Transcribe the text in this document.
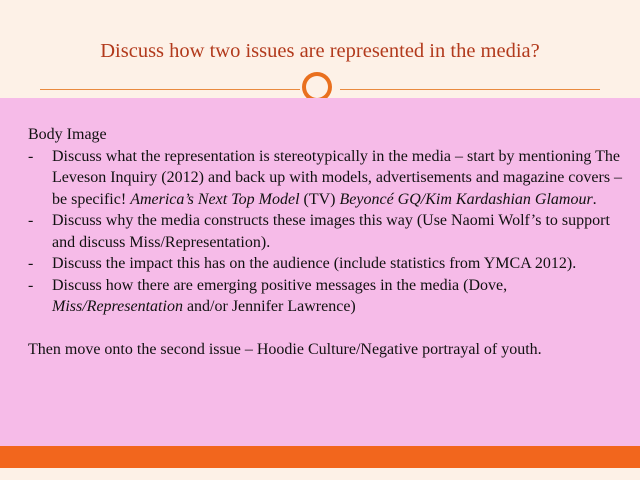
Discuss how two issues are represented in the media?

Body Image

- Discuss what the representation is stereotypically in the media – start by mentioning The Leveson Inquiry (2012) and back up with models, advertisements and magazine covers – be specific! America’s Next Top Model (TV) Beyoncé GQ/Kim Kardashian Glamour.
- Discuss why the media constructs these images this way (Use Naomi Wolf’s to support and discuss Miss/Representation).
- Discuss the impact this has on the audience (include statistics from YMCA 2012).
- Discuss how there are emerging positive messages in the media (Dove, Miss/Representation and/or Jennifer Lawrence)

Then move onto the second issue – Hoodie Culture/Negative portrayal of youth.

══════

* **WORK TO COMPLETE**
All records above are to be printed exactly, minus the pictures they contain.

* **EXERCISE OUTPUT**
Transcribe the text in this document.
Discuss how two issues are represented in the media?

Body Image

- Discuss what the representation is stereotypically in the media – start by mentioning The Leveson Inquiry (2012) and back up with models, advertisements and magazine covers – be specific! America’s Next Top Model (TV) Beyoncé GQ/Kim Kardashian Glamour.
- Discuss why the media constructs these images this way (Use Naomi Wolf’s to support and discuss Miss/Representation).
- Discuss the impact this has on the audience (include statistics from YMCA 2012).
- Discuss how there are emerging positive messages in the media (Dove, Miss/Representation and/or Jennifer Lawrence)

Then move onto the second issue – Hoodie Culture/Negative portrayal of youth.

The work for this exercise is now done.